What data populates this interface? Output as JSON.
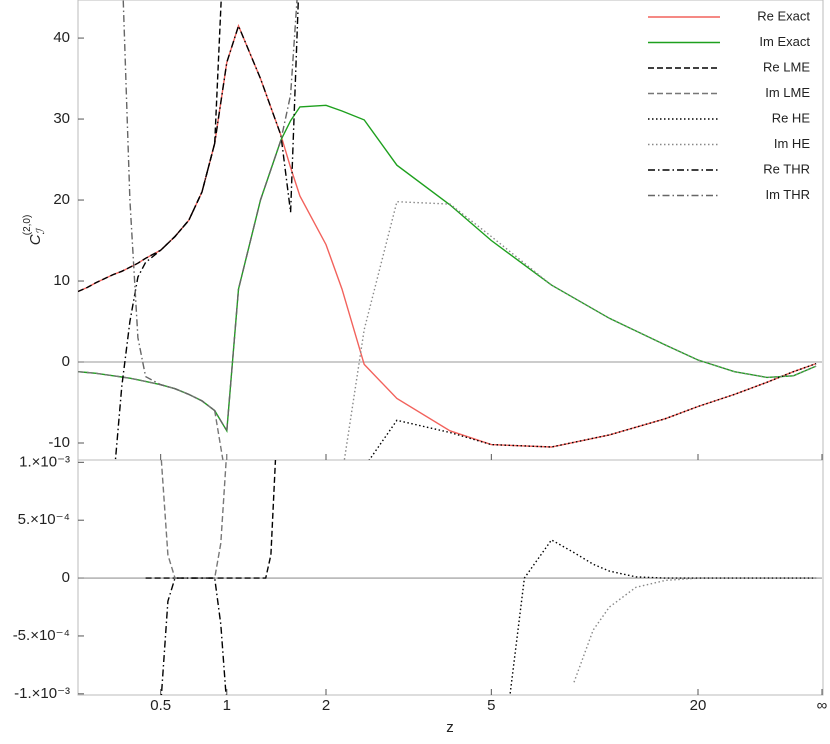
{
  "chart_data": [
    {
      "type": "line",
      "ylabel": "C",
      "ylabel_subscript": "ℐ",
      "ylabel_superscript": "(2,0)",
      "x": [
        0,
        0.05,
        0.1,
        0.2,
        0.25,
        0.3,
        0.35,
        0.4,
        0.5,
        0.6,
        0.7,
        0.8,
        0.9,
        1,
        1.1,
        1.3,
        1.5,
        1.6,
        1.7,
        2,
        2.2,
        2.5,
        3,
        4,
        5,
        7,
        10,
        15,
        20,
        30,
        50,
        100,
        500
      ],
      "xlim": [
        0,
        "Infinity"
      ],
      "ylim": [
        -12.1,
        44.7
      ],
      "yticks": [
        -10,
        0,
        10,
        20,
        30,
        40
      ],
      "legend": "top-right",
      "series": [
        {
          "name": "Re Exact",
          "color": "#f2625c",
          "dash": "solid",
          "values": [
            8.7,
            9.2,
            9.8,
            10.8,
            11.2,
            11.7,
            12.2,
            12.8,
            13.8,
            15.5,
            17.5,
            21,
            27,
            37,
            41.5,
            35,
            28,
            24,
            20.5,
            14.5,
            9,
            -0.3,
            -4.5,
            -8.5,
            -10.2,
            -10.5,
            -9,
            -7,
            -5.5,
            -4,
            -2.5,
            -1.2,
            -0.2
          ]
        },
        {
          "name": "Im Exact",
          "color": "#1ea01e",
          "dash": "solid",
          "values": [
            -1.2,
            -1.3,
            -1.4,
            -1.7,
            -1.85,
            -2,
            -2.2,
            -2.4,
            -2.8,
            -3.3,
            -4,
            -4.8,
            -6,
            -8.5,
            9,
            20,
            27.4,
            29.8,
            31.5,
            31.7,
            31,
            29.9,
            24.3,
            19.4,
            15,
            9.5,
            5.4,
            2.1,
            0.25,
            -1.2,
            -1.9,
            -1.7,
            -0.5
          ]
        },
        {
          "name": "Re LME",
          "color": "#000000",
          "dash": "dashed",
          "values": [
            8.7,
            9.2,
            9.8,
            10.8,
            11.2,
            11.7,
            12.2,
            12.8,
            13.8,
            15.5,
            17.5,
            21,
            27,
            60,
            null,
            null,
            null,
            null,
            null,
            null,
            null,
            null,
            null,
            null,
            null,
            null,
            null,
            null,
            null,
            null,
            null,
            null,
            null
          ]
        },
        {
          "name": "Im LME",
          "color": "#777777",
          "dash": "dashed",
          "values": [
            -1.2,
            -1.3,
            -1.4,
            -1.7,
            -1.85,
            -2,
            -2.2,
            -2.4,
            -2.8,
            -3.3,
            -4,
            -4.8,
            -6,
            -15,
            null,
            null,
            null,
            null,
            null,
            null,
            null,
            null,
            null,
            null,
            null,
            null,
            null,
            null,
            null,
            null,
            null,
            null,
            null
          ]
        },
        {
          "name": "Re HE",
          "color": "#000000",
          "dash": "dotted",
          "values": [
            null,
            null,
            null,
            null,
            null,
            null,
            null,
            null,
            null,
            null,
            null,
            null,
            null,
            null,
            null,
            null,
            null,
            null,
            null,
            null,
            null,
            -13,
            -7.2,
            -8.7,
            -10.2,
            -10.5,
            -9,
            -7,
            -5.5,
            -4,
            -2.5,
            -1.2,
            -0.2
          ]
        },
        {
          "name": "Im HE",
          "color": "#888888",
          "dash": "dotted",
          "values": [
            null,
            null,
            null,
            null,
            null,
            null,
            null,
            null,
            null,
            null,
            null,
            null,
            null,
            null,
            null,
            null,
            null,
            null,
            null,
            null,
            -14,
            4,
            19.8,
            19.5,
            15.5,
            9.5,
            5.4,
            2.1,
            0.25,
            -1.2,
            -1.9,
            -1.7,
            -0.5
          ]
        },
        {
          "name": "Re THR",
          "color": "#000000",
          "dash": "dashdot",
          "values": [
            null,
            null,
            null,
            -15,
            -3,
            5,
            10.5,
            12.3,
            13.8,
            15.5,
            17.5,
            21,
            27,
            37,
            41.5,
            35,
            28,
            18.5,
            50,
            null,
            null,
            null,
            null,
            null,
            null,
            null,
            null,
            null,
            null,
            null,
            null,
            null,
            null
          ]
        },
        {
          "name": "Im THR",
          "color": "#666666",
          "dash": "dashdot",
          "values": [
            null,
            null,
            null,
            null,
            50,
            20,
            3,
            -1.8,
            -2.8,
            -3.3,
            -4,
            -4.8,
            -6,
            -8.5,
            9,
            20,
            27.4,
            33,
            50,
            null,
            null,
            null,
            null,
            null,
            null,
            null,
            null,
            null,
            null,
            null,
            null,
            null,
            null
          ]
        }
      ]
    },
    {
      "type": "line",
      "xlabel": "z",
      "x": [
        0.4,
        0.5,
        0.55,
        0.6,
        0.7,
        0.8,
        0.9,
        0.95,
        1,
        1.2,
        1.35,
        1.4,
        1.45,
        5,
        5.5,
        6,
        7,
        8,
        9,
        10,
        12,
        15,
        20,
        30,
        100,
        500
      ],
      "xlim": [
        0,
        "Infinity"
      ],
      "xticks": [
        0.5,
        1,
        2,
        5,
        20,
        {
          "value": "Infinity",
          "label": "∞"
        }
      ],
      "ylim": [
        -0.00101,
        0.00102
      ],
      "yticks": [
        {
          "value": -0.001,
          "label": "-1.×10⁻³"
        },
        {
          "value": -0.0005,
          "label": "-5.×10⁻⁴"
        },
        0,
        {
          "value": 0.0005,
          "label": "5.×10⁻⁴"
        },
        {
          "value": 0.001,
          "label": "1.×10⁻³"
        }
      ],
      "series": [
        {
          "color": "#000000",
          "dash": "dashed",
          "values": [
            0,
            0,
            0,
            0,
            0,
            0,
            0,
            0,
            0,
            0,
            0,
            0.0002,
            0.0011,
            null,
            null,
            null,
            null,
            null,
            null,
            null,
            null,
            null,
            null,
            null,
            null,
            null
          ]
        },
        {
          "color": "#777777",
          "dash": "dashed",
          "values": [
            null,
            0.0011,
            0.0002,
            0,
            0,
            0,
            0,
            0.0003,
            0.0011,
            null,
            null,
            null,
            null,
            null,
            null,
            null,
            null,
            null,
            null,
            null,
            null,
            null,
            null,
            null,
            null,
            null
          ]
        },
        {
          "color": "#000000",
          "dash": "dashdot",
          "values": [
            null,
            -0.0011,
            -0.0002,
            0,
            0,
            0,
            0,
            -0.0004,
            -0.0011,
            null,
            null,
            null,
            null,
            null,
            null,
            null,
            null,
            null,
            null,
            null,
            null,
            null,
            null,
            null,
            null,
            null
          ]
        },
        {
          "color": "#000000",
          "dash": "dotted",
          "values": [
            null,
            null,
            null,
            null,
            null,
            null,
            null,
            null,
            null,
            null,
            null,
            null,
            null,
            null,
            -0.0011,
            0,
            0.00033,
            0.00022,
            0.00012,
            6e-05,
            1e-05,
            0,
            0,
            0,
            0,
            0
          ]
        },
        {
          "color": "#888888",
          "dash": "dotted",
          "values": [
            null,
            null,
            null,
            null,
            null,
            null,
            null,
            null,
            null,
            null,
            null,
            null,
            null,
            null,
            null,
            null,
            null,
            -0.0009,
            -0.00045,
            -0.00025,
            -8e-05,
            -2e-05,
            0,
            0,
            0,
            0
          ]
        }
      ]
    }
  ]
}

--------------------

Quote the material word for word, dropping any images it holds.

▸ The output
What data populates this interface? Output as JSON.
{
  "chart_data": [
    {
      "type": "line",
      "ylabel": "C",
      "ylabel_subscript": "ℐ",
      "ylabel_superscript": "(2,0)",
      "x": [
        0,
        0.05,
        0.1,
        0.2,
        0.25,
        0.3,
        0.35,
        0.4,
        0.5,
        0.6,
        0.7,
        0.8,
        0.9,
        1,
        1.1,
        1.3,
        1.5,
        1.6,
        1.7,
        2,
        2.2,
        2.5,
        3,
        4,
        5,
        7,
        10,
        15,
        20,
        30,
        50,
        100,
        500
      ],
      "xlim": [
        0,
        "Infinity"
      ],
      "ylim": [
        -12.1,
        44.7
      ],
      "yticks": [
        -10,
        0,
        10,
        20,
        30,
        40
      ],
      "legend": "top-right",
      "series": [
        {
          "name": "Re Exact",
          "color": "#f2625c",
          "dash": "solid",
          "values": [
            8.7,
            9.2,
            9.8,
            10.8,
            11.2,
            11.7,
            12.2,
            12.8,
            13.8,
            15.5,
            17.5,
            21,
            27,
            37,
            41.5,
            35,
            28,
            24,
            20.5,
            14.5,
            9,
            -0.3,
            -4.5,
            -8.5,
            -10.2,
            -10.5,
            -9,
            -7,
            -5.5,
            -4,
            -2.5,
            -1.2,
            -0.2
          ]
        },
        {
          "name": "Im Exact",
          "color": "#1ea01e",
          "dash": "solid",
          "values": [
            -1.2,
            -1.3,
            -1.4,
            -1.7,
            -1.85,
            -2,
            -2.2,
            -2.4,
            -2.8,
            -3.3,
            -4,
            -4.8,
            -6,
            -8.5,
            9,
            20,
            27.4,
            29.8,
            31.5,
            31.7,
            31,
            29.9,
            24.3,
            19.4,
            15,
            9.5,
            5.4,
            2.1,
            0.25,
            -1.2,
            -1.9,
            -1.7,
            -0.5
          ]
        },
        {
          "name": "Re LME",
          "color": "#000000",
          "dash": "dashed",
          "values": [
            8.7,
            9.2,
            9.8,
            10.8,
            11.2,
            11.7,
            12.2,
            12.8,
            13.8,
            15.5,
            17.5,
            21,
            27,
            60,
            null,
            null,
            null,
            null,
            null,
            null,
            null,
            null,
            null,
            null,
            null,
            null,
            null,
            null,
            null,
            null,
            null,
            null,
            null
          ]
        },
        {
          "name": "Im LME",
          "color": "#777777",
          "dash": "dashed",
          "values": [
            -1.2,
            -1.3,
            -1.4,
            -1.7,
            -1.85,
            -2,
            -2.2,
            -2.4,
            -2.8,
            -3.3,
            -4,
            -4.8,
            -6,
            -15,
            null,
            null,
            null,
            null,
            null,
            null,
            null,
            null,
            null,
            null,
            null,
            null,
            null,
            null,
            null,
            null,
            null,
            null,
            null
          ]
        },
        {
          "name": "Re HE",
          "color": "#000000",
          "dash": "dotted",
          "values": [
            null,
            null,
            null,
            null,
            null,
            null,
            null,
            null,
            null,
            null,
            null,
            null,
            null,
            null,
            null,
            null,
            null,
            null,
            null,
            null,
            null,
            -13,
            -7.2,
            -8.7,
            -10.2,
            -10.5,
            -9,
            -7,
            -5.5,
            -4,
            -2.5,
            -1.2,
            -0.2
          ]
        },
        {
          "name": "Im HE",
          "color": "#888888",
          "dash": "dotted",
          "values": [
            null,
            null,
            null,
            null,
            null,
            null,
            null,
            null,
            null,
            null,
            null,
            null,
            null,
            null,
            null,
            null,
            null,
            null,
            null,
            null,
            -14,
            4,
            19.8,
            19.5,
            15.5,
            9.5,
            5.4,
            2.1,
            0.25,
            -1.2,
            -1.9,
            -1.7,
            -0.5
          ]
        },
        {
          "name": "Re THR",
          "color": "#000000",
          "dash": "dashdot",
          "values": [
            null,
            null,
            null,
            -15,
            -3,
            5,
            10.5,
            12.3,
            13.8,
            15.5,
            17.5,
            21,
            27,
            37,
            41.5,
            35,
            28,
            18.5,
            50,
            null,
            null,
            null,
            null,
            null,
            null,
            null,
            null,
            null,
            null,
            null,
            null,
            null,
            null
          ]
        },
        {
          "name": "Im THR",
          "color": "#666666",
          "dash": "dashdot",
          "values": [
            null,
            null,
            null,
            null,
            50,
            20,
            3,
            -1.8,
            -2.8,
            -3.3,
            -4,
            -4.8,
            -6,
            -8.5,
            9,
            20,
            27.4,
            33,
            50,
            null,
            null,
            null,
            null,
            null,
            null,
            null,
            null,
            null,
            null,
            null,
            null,
            null,
            null
          ]
        }
      ]
    },
    {
      "type": "line",
      "xlabel": "z",
      "x": [
        0.4,
        0.5,
        0.55,
        0.6,
        0.7,
        0.8,
        0.9,
        0.95,
        1,
        1.2,
        1.35,
        1.4,
        1.45,
        5,
        5.5,
        6,
        7,
        8,
        9,
        10,
        12,
        15,
        20,
        30,
        100,
        500
      ],
      "xlim": [
        0,
        "Infinity"
      ],
      "xticks": [
        0.5,
        1,
        2,
        5,
        20,
        {
          "value": "Infinity",
          "label": "∞"
        }
      ],
      "ylim": [
        -0.00101,
        0.00102
      ],
      "yticks": [
        {
          "value": -0.001,
          "label": "-1.×10⁻³"
        },
        {
          "value": -0.0005,
          "label": "-5.×10⁻⁴"
        },
        0,
        {
          "value": 0.0005,
          "label": "5.×10⁻⁴"
        },
        {
          "value": 0.001,
          "label": "1.×10⁻³"
        }
      ],
      "series": [
        {
          "color": "#000000",
          "dash": "dashed",
          "values": [
            0,
            0,
            0,
            0,
            0,
            0,
            0,
            0,
            0,
            0,
            0,
            0.0002,
            0.0011,
            null,
            null,
            null,
            null,
            null,
            null,
            null,
            null,
            null,
            null,
            null,
            null,
            null
          ]
        },
        {
          "color": "#777777",
          "dash": "dashed",
          "values": [
            null,
            0.0011,
            0.0002,
            0,
            0,
            0,
            0,
            0.0003,
            0.0011,
            null,
            null,
            null,
            null,
            null,
            null,
            null,
            null,
            null,
            null,
            null,
            null,
            null,
            null,
            null,
            null,
            null
          ]
        },
        {
          "color": "#000000",
          "dash": "dashdot",
          "values": [
            null,
            -0.0011,
            -0.0002,
            0,
            0,
            0,
            0,
            -0.0004,
            -0.0011,
            null,
            null,
            null,
            null,
            null,
            null,
            null,
            null,
            null,
            null,
            null,
            null,
            null,
            null,
            null,
            null,
            null
          ]
        },
        {
          "color": "#000000",
          "dash": "dotted",
          "values": [
            null,
            null,
            null,
            null,
            null,
            null,
            null,
            null,
            null,
            null,
            null,
            null,
            null,
            null,
            -0.0011,
            0,
            0.00033,
            0.00022,
            0.00012,
            6e-05,
            1e-05,
            0,
            0,
            0,
            0,
            0
          ]
        },
        {
          "color": "#888888",
          "dash": "dotted",
          "values": [
            null,
            null,
            null,
            null,
            null,
            null,
            null,
            null,
            null,
            null,
            null,
            null,
            null,
            null,
            null,
            null,
            null,
            -0.0009,
            -0.00045,
            -0.00025,
            -8e-05,
            -2e-05,
            0,
            0,
            0,
            0
          ]
        }
      ]
    }
  ]
}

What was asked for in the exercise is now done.